Data lines:
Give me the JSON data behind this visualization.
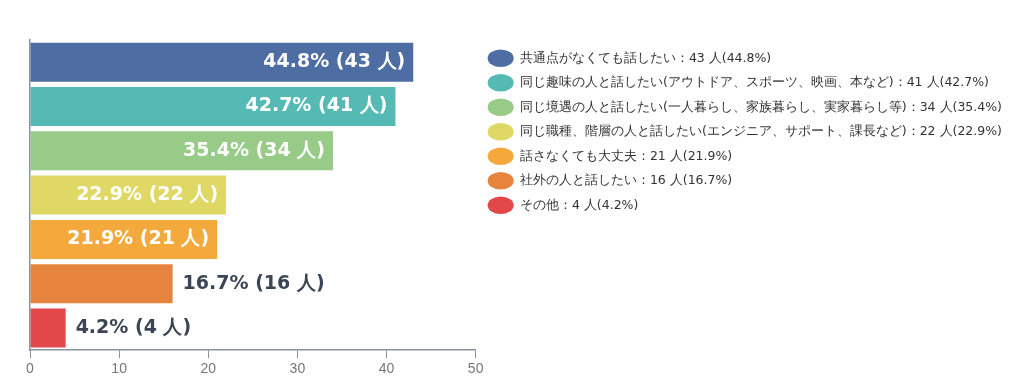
{
  "chart_data": {
    "type": "bar",
    "orientation": "horizontal",
    "categories": [
      null,
      null,
      null,
      null,
      null,
      null,
      null
    ],
    "series": [
      {
        "name": "共通点がなくても話したい：43 人(44.8%)",
        "color": "#4d6da3",
        "values": [
          43,
          null,
          null,
          null,
          null,
          null,
          null
        ],
        "value_labels": [
          "44.8% (43 人)",
          null,
          null,
          null,
          null,
          null,
          null
        ]
      },
      {
        "name": "同じ趣味の人と話したい(アウトドア、スポーツ、映画、本など)：41 人(42.7%)",
        "color": "#55bab3",
        "values": [
          null,
          41,
          null,
          null,
          null,
          null,
          null
        ],
        "value_labels": [
          null,
          "42.7% (41 人)",
          null,
          null,
          null,
          null,
          null
        ]
      },
      {
        "name": "同じ境遇の人と話したい(一人暮らし、家族暮らし、実家暮らし等)：34 人(35.4%)",
        "color": "#97cb87",
        "values": [
          null,
          null,
          34,
          null,
          null,
          null,
          null
        ],
        "value_labels": [
          null,
          null,
          "35.4% (34 人)",
          null,
          null,
          null,
          null
        ]
      },
      {
        "name": "同じ職種、階層の人と話したい(エンジニア、サポート、課長など)：22 人(22.9%)",
        "color": "#dfd865",
        "values": [
          null,
          null,
          null,
          22,
          null,
          null,
          null
        ],
        "value_labels": [
          null,
          null,
          null,
          "22.9% (22 人)",
          null,
          null,
          null
        ]
      },
      {
        "name": "話さなくても大丈夫：21 人(21.9%)",
        "color": "#f3a93c",
        "values": [
          null,
          null,
          null,
          null,
          21,
          null,
          null
        ],
        "value_labels": [
          null,
          null,
          null,
          null,
          "21.9% (21 人)",
          null,
          null
        ]
      },
      {
        "name": "社外の人と話したい：16 人(16.7%)",
        "color": "#e6843e",
        "values": [
          null,
          null,
          null,
          null,
          null,
          16,
          null
        ],
        "value_labels": [
          null,
          null,
          null,
          null,
          null,
          "16.7% (16 人)",
          null
        ]
      },
      {
        "name": "その他：4 人(4.2%)",
        "color": "#e2484a",
        "values": [
          null,
          null,
          null,
          null,
          null,
          null,
          4
        ],
        "value_labels": [
          null,
          null,
          null,
          null,
          null,
          null,
          "4.2% (4 人)"
        ]
      }
    ],
    "xlim": [
      0,
      50
    ],
    "xticks": [
      0,
      10,
      20,
      30,
      40,
      50
    ],
    "grid": false,
    "legend": "right",
    "tick_labels": "x"
  }
}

The problem: Retype the entries word for word. Omit any images.

Problem solution:
Give me the JSON data behind this visualization.
{
  "chart_data": {
    "type": "bar",
    "orientation": "horizontal",
    "categories": [
      null,
      null,
      null,
      null,
      null,
      null,
      null
    ],
    "series": [
      {
        "name": "共通点がなくても話したい：43 人(44.8%)",
        "color": "#4d6da3",
        "values": [
          43,
          null,
          null,
          null,
          null,
          null,
          null
        ],
        "value_labels": [
          "44.8% (43 人)",
          null,
          null,
          null,
          null,
          null,
          null
        ]
      },
      {
        "name": "同じ趣味の人と話したい(アウトドア、スポーツ、映画、本など)：41 人(42.7%)",
        "color": "#55bab3",
        "values": [
          null,
          41,
          null,
          null,
          null,
          null,
          null
        ],
        "value_labels": [
          null,
          "42.7% (41 人)",
          null,
          null,
          null,
          null,
          null
        ]
      },
      {
        "name": "同じ境遇の人と話したい(一人暮らし、家族暮らし、実家暮らし等)：34 人(35.4%)",
        "color": "#97cb87",
        "values": [
          null,
          null,
          34,
          null,
          null,
          null,
          null
        ],
        "value_labels": [
          null,
          null,
          "35.4% (34 人)",
          null,
          null,
          null,
          null
        ]
      },
      {
        "name": "同じ職種、階層の人と話したい(エンジニア、サポート、課長など)：22 人(22.9%)",
        "color": "#dfd865",
        "values": [
          null,
          null,
          null,
          22,
          null,
          null,
          null
        ],
        "value_labels": [
          null,
          null,
          null,
          "22.9% (22 人)",
          null,
          null,
          null
        ]
      },
      {
        "name": "話さなくても大丈夫：21 人(21.9%)",
        "color": "#f3a93c",
        "values": [
          null,
          null,
          null,
          null,
          21,
          null,
          null
        ],
        "value_labels": [
          null,
          null,
          null,
          null,
          "21.9% (21 人)",
          null,
          null
        ]
      },
      {
        "name": "社外の人と話したい：16 人(16.7%)",
        "color": "#e6843e",
        "values": [
          null,
          null,
          null,
          null,
          null,
          16,
          null
        ],
        "value_labels": [
          null,
          null,
          null,
          null,
          null,
          "16.7% (16 人)",
          null
        ]
      },
      {
        "name": "その他：4 人(4.2%)",
        "color": "#e2484a",
        "values": [
          null,
          null,
          null,
          null,
          null,
          null,
          4
        ],
        "value_labels": [
          null,
          null,
          null,
          null,
          null,
          null,
          "4.2% (4 人)"
        ]
      }
    ],
    "xlim": [
      0,
      50
    ],
    "xticks": [
      0,
      10,
      20,
      30,
      40,
      50
    ],
    "grid": false,
    "legend": "right",
    "tick_labels": "x"
  }
}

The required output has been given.